■ EXTRACT PROVIDED ■
+--

Photo Essay: Brooklynites Explain What They Think Is Most Important In The 2020 Election

Photo Essay: Brooklynites Explain What They Think Is Most Important In The 2020 Election

BROOKLYN – With so many things on the line with this election, we wanted to know what the most important issue is for voters in Brooklyn and why. Here is what they said.

Waldina Benedith, 50s, lives in Brooklyn. Cai Pigliucci/Bklyner

“I voted early to avoid the drama,” she said. “What matters to me is to have health insurance and health insurance for minorities. Whoever wins, I just want to have peace.”

Josefina Saldana outside of Barclays Center after voting on election day. Keira Wingate/Bklyner

“I want a clear path to citizenship for the 11 million workers in this country, notice how I said workers?” she said.

Harry Spitzer, 31, from Brooklyn. Keira Wingate/Bklyner

“I want social welfare platforms provided and anything to reduce the gender pay gap inequality,” Spitzer said.

+--

■ DATA LINES ■
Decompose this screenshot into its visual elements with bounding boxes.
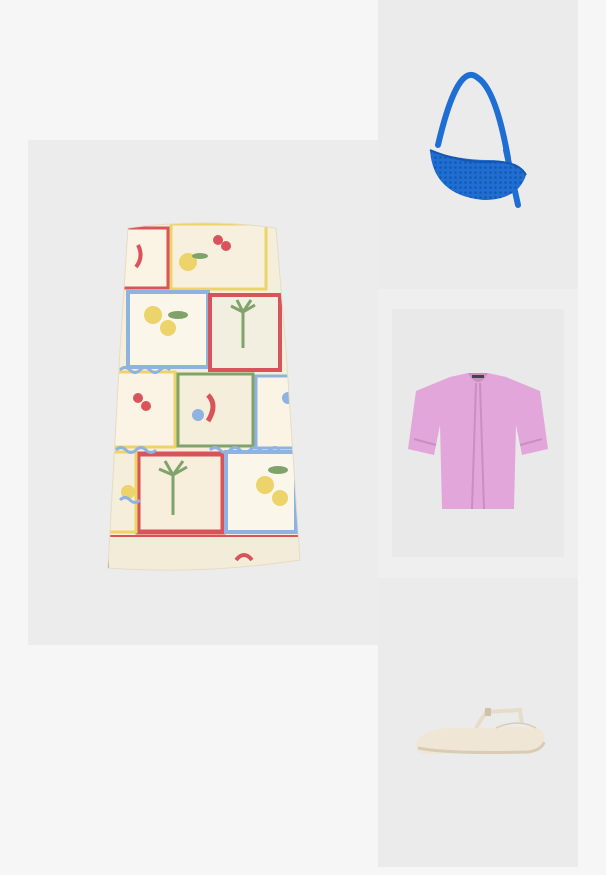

+--

■ WHAT YOU HAVE TO DO ■
Translate this sentence from the photo essay on Brooklyn voters into Spanish: "With so many things on the line with this election, we wanted to know what the most important issue is for voters in Brooklyn and why."

■ SOLUTION BELOW ■
Con tantas cosas en juego en esta elección, queríamos saber cuál es el tema más importante para los votantes de Brooklyn y por qué.